Data records:

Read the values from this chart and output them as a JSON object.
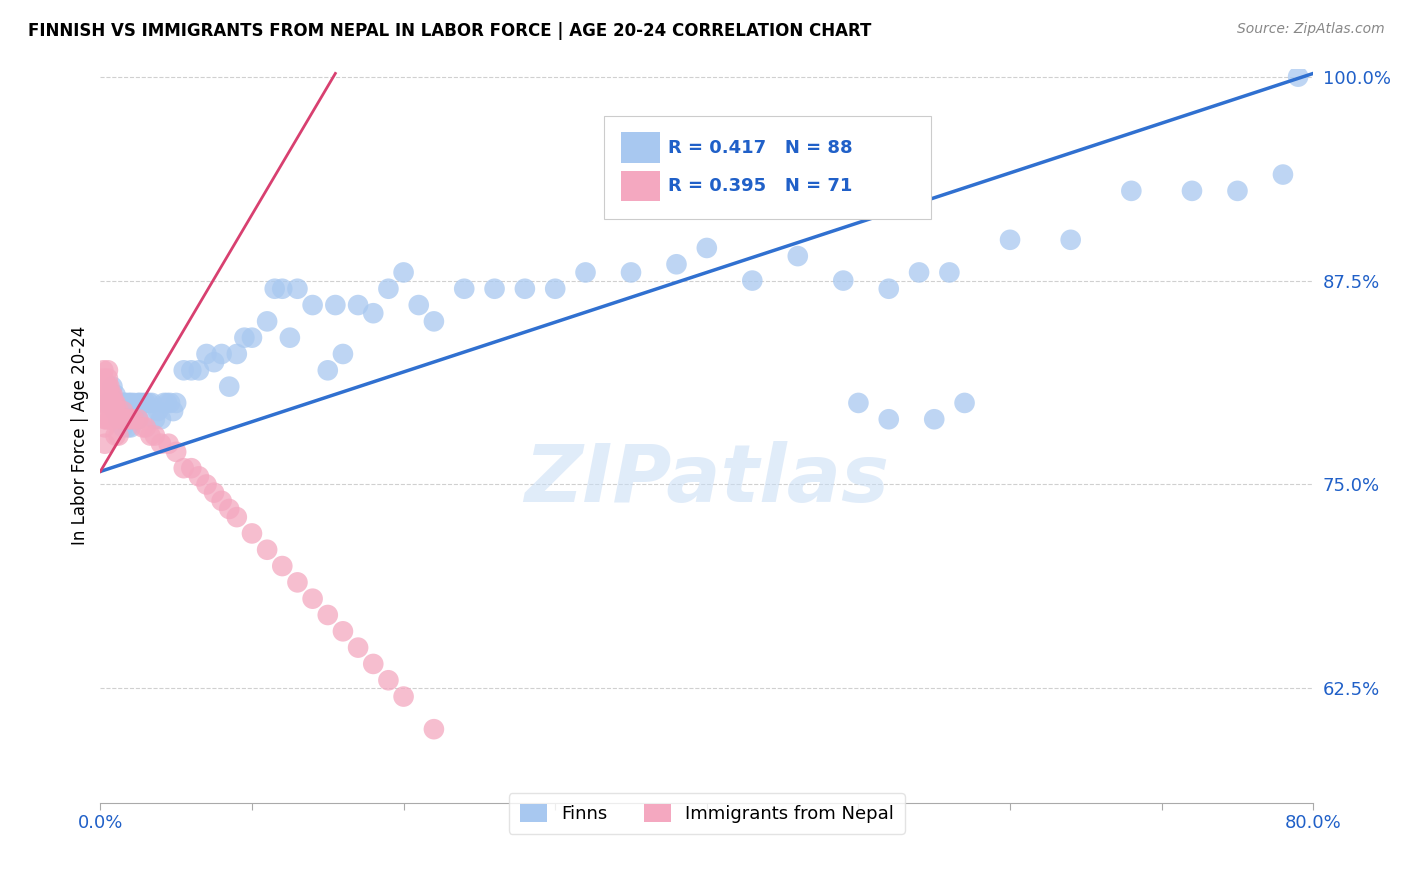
{
  "title": "FINNISH VS IMMIGRANTS FROM NEPAL IN LABOR FORCE | AGE 20-24 CORRELATION CHART",
  "source": "Source: ZipAtlas.com",
  "ylabel": "In Labor Force | Age 20-24",
  "xlim": [
    0.0,
    0.8
  ],
  "ylim": [
    0.555,
    1.005
  ],
  "xticks": [
    0.0,
    0.1,
    0.2,
    0.3,
    0.4,
    0.5,
    0.6,
    0.7,
    0.8
  ],
  "xticklabels": [
    "0.0%",
    "",
    "",
    "",
    "",
    "",
    "",
    "",
    "80.0%"
  ],
  "yticks_right": [
    0.625,
    0.75,
    0.875,
    1.0
  ],
  "ytick_right_labels": [
    "62.5%",
    "75.0%",
    "87.5%",
    "100.0%"
  ],
  "blue_R": 0.417,
  "blue_N": 88,
  "pink_R": 0.395,
  "pink_N": 71,
  "blue_color": "#a8c8f0",
  "pink_color": "#f4a8c0",
  "blue_line_color": "#3070d0",
  "pink_line_color": "#d84070",
  "legend_label_blue": "Finns",
  "legend_label_pink": "Immigrants from Nepal",
  "watermark": "ZIPatlas",
  "blue_line_x": [
    0.0,
    0.8
  ],
  "blue_line_y": [
    0.758,
    1.002
  ],
  "pink_line_x": [
    0.0,
    0.155
  ],
  "pink_line_y": [
    0.758,
    1.002
  ],
  "blue_scatter_x": [
    0.005,
    0.008,
    0.008,
    0.01,
    0.01,
    0.012,
    0.013,
    0.014,
    0.015,
    0.015,
    0.016,
    0.017,
    0.017,
    0.018,
    0.018,
    0.019,
    0.02,
    0.02,
    0.021,
    0.022,
    0.022,
    0.023,
    0.024,
    0.025,
    0.025,
    0.026,
    0.028,
    0.03,
    0.032,
    0.034,
    0.036,
    0.038,
    0.04,
    0.042,
    0.044,
    0.046,
    0.048,
    0.05,
    0.055,
    0.06,
    0.065,
    0.07,
    0.075,
    0.08,
    0.085,
    0.09,
    0.095,
    0.1,
    0.11,
    0.115,
    0.12,
    0.125,
    0.13,
    0.14,
    0.15,
    0.155,
    0.16,
    0.17,
    0.18,
    0.19,
    0.2,
    0.21,
    0.22,
    0.24,
    0.26,
    0.28,
    0.3,
    0.32,
    0.35,
    0.38,
    0.4,
    0.43,
    0.46,
    0.49,
    0.52,
    0.54,
    0.56,
    0.6,
    0.64,
    0.68,
    0.72,
    0.75,
    0.78,
    0.79,
    0.5,
    0.52,
    0.55,
    0.57
  ],
  "blue_scatter_y": [
    0.8,
    0.8,
    0.81,
    0.795,
    0.805,
    0.79,
    0.8,
    0.795,
    0.785,
    0.8,
    0.8,
    0.79,
    0.8,
    0.785,
    0.795,
    0.8,
    0.785,
    0.8,
    0.79,
    0.79,
    0.8,
    0.795,
    0.795,
    0.79,
    0.8,
    0.8,
    0.8,
    0.8,
    0.8,
    0.8,
    0.79,
    0.795,
    0.79,
    0.8,
    0.8,
    0.8,
    0.795,
    0.8,
    0.82,
    0.82,
    0.82,
    0.83,
    0.825,
    0.83,
    0.81,
    0.83,
    0.84,
    0.84,
    0.85,
    0.87,
    0.87,
    0.84,
    0.87,
    0.86,
    0.82,
    0.86,
    0.83,
    0.86,
    0.855,
    0.87,
    0.88,
    0.86,
    0.85,
    0.87,
    0.87,
    0.87,
    0.87,
    0.88,
    0.88,
    0.885,
    0.895,
    0.875,
    0.89,
    0.875,
    0.87,
    0.88,
    0.88,
    0.9,
    0.9,
    0.93,
    0.93,
    0.93,
    0.94,
    1.0,
    0.8,
    0.79,
    0.79,
    0.8
  ],
  "pink_scatter_x": [
    0.002,
    0.002,
    0.002,
    0.002,
    0.002,
    0.003,
    0.003,
    0.003,
    0.003,
    0.003,
    0.003,
    0.004,
    0.004,
    0.004,
    0.004,
    0.005,
    0.005,
    0.005,
    0.005,
    0.005,
    0.006,
    0.006,
    0.006,
    0.006,
    0.007,
    0.007,
    0.007,
    0.008,
    0.008,
    0.008,
    0.009,
    0.009,
    0.01,
    0.01,
    0.01,
    0.012,
    0.012,
    0.014,
    0.015,
    0.016,
    0.018,
    0.02,
    0.022,
    0.025,
    0.028,
    0.03,
    0.033,
    0.036,
    0.04,
    0.045,
    0.05,
    0.055,
    0.06,
    0.065,
    0.07,
    0.075,
    0.08,
    0.085,
    0.09,
    0.1,
    0.11,
    0.12,
    0.13,
    0.14,
    0.15,
    0.16,
    0.17,
    0.18,
    0.19,
    0.2,
    0.22
  ],
  "pink_scatter_y": [
    0.8,
    0.805,
    0.81,
    0.815,
    0.82,
    0.8,
    0.805,
    0.81,
    0.79,
    0.785,
    0.775,
    0.8,
    0.805,
    0.81,
    0.79,
    0.8,
    0.805,
    0.81,
    0.815,
    0.82,
    0.8,
    0.805,
    0.81,
    0.79,
    0.8,
    0.805,
    0.79,
    0.8,
    0.805,
    0.79,
    0.8,
    0.79,
    0.8,
    0.795,
    0.78,
    0.795,
    0.78,
    0.79,
    0.795,
    0.79,
    0.79,
    0.79,
    0.79,
    0.79,
    0.785,
    0.785,
    0.78,
    0.78,
    0.775,
    0.775,
    0.77,
    0.76,
    0.76,
    0.755,
    0.75,
    0.745,
    0.74,
    0.735,
    0.73,
    0.72,
    0.71,
    0.7,
    0.69,
    0.68,
    0.67,
    0.66,
    0.65,
    0.64,
    0.63,
    0.62,
    0.6
  ]
}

Stated goal:
From the material above, copy everything exactly but the pictures.

Solution to the problem:
Read the values from this chart and output them as a JSON object.
{
  "title": "FINNISH VS IMMIGRANTS FROM NEPAL IN LABOR FORCE | AGE 20-24 CORRELATION CHART",
  "source": "Source: ZipAtlas.com",
  "ylabel": "In Labor Force | Age 20-24",
  "xlim": [
    0.0,
    0.8
  ],
  "ylim": [
    0.555,
    1.005
  ],
  "xticks": [
    0.0,
    0.1,
    0.2,
    0.3,
    0.4,
    0.5,
    0.6,
    0.7,
    0.8
  ],
  "xticklabels": [
    "0.0%",
    "",
    "",
    "",
    "",
    "",
    "",
    "",
    "80.0%"
  ],
  "yticks_right": [
    0.625,
    0.75,
    0.875,
    1.0
  ],
  "ytick_right_labels": [
    "62.5%",
    "75.0%",
    "87.5%",
    "100.0%"
  ],
  "blue_R": 0.417,
  "blue_N": 88,
  "pink_R": 0.395,
  "pink_N": 71,
  "blue_color": "#a8c8f0",
  "pink_color": "#f4a8c0",
  "blue_line_color": "#3070d0",
  "pink_line_color": "#d84070",
  "legend_label_blue": "Finns",
  "legend_label_pink": "Immigrants from Nepal",
  "watermark": "ZIPatlas",
  "blue_line_x": [
    0.0,
    0.8
  ],
  "blue_line_y": [
    0.758,
    1.002
  ],
  "pink_line_x": [
    0.0,
    0.155
  ],
  "pink_line_y": [
    0.758,
    1.002
  ],
  "blue_scatter_x": [
    0.005,
    0.008,
    0.008,
    0.01,
    0.01,
    0.012,
    0.013,
    0.014,
    0.015,
    0.015,
    0.016,
    0.017,
    0.017,
    0.018,
    0.018,
    0.019,
    0.02,
    0.02,
    0.021,
    0.022,
    0.022,
    0.023,
    0.024,
    0.025,
    0.025,
    0.026,
    0.028,
    0.03,
    0.032,
    0.034,
    0.036,
    0.038,
    0.04,
    0.042,
    0.044,
    0.046,
    0.048,
    0.05,
    0.055,
    0.06,
    0.065,
    0.07,
    0.075,
    0.08,
    0.085,
    0.09,
    0.095,
    0.1,
    0.11,
    0.115,
    0.12,
    0.125,
    0.13,
    0.14,
    0.15,
    0.155,
    0.16,
    0.17,
    0.18,
    0.19,
    0.2,
    0.21,
    0.22,
    0.24,
    0.26,
    0.28,
    0.3,
    0.32,
    0.35,
    0.38,
    0.4,
    0.43,
    0.46,
    0.49,
    0.52,
    0.54,
    0.56,
    0.6,
    0.64,
    0.68,
    0.72,
    0.75,
    0.78,
    0.79,
    0.5,
    0.52,
    0.55,
    0.57
  ],
  "blue_scatter_y": [
    0.8,
    0.8,
    0.81,
    0.795,
    0.805,
    0.79,
    0.8,
    0.795,
    0.785,
    0.8,
    0.8,
    0.79,
    0.8,
    0.785,
    0.795,
    0.8,
    0.785,
    0.8,
    0.79,
    0.79,
    0.8,
    0.795,
    0.795,
    0.79,
    0.8,
    0.8,
    0.8,
    0.8,
    0.8,
    0.8,
    0.79,
    0.795,
    0.79,
    0.8,
    0.8,
    0.8,
    0.795,
    0.8,
    0.82,
    0.82,
    0.82,
    0.83,
    0.825,
    0.83,
    0.81,
    0.83,
    0.84,
    0.84,
    0.85,
    0.87,
    0.87,
    0.84,
    0.87,
    0.86,
    0.82,
    0.86,
    0.83,
    0.86,
    0.855,
    0.87,
    0.88,
    0.86,
    0.85,
    0.87,
    0.87,
    0.87,
    0.87,
    0.88,
    0.88,
    0.885,
    0.895,
    0.875,
    0.89,
    0.875,
    0.87,
    0.88,
    0.88,
    0.9,
    0.9,
    0.93,
    0.93,
    0.93,
    0.94,
    1.0,
    0.8,
    0.79,
    0.79,
    0.8
  ],
  "pink_scatter_x": [
    0.002,
    0.002,
    0.002,
    0.002,
    0.002,
    0.003,
    0.003,
    0.003,
    0.003,
    0.003,
    0.003,
    0.004,
    0.004,
    0.004,
    0.004,
    0.005,
    0.005,
    0.005,
    0.005,
    0.005,
    0.006,
    0.006,
    0.006,
    0.006,
    0.007,
    0.007,
    0.007,
    0.008,
    0.008,
    0.008,
    0.009,
    0.009,
    0.01,
    0.01,
    0.01,
    0.012,
    0.012,
    0.014,
    0.015,
    0.016,
    0.018,
    0.02,
    0.022,
    0.025,
    0.028,
    0.03,
    0.033,
    0.036,
    0.04,
    0.045,
    0.05,
    0.055,
    0.06,
    0.065,
    0.07,
    0.075,
    0.08,
    0.085,
    0.09,
    0.1,
    0.11,
    0.12,
    0.13,
    0.14,
    0.15,
    0.16,
    0.17,
    0.18,
    0.19,
    0.2,
    0.22
  ],
  "pink_scatter_y": [
    0.8,
    0.805,
    0.81,
    0.815,
    0.82,
    0.8,
    0.805,
    0.81,
    0.79,
    0.785,
    0.775,
    0.8,
    0.805,
    0.81,
    0.79,
    0.8,
    0.805,
    0.81,
    0.815,
    0.82,
    0.8,
    0.805,
    0.81,
    0.79,
    0.8,
    0.805,
    0.79,
    0.8,
    0.805,
    0.79,
    0.8,
    0.79,
    0.8,
    0.795,
    0.78,
    0.795,
    0.78,
    0.79,
    0.795,
    0.79,
    0.79,
    0.79,
    0.79,
    0.79,
    0.785,
    0.785,
    0.78,
    0.78,
    0.775,
    0.775,
    0.77,
    0.76,
    0.76,
    0.755,
    0.75,
    0.745,
    0.74,
    0.735,
    0.73,
    0.72,
    0.71,
    0.7,
    0.69,
    0.68,
    0.67,
    0.66,
    0.65,
    0.64,
    0.63,
    0.62,
    0.6
  ]
}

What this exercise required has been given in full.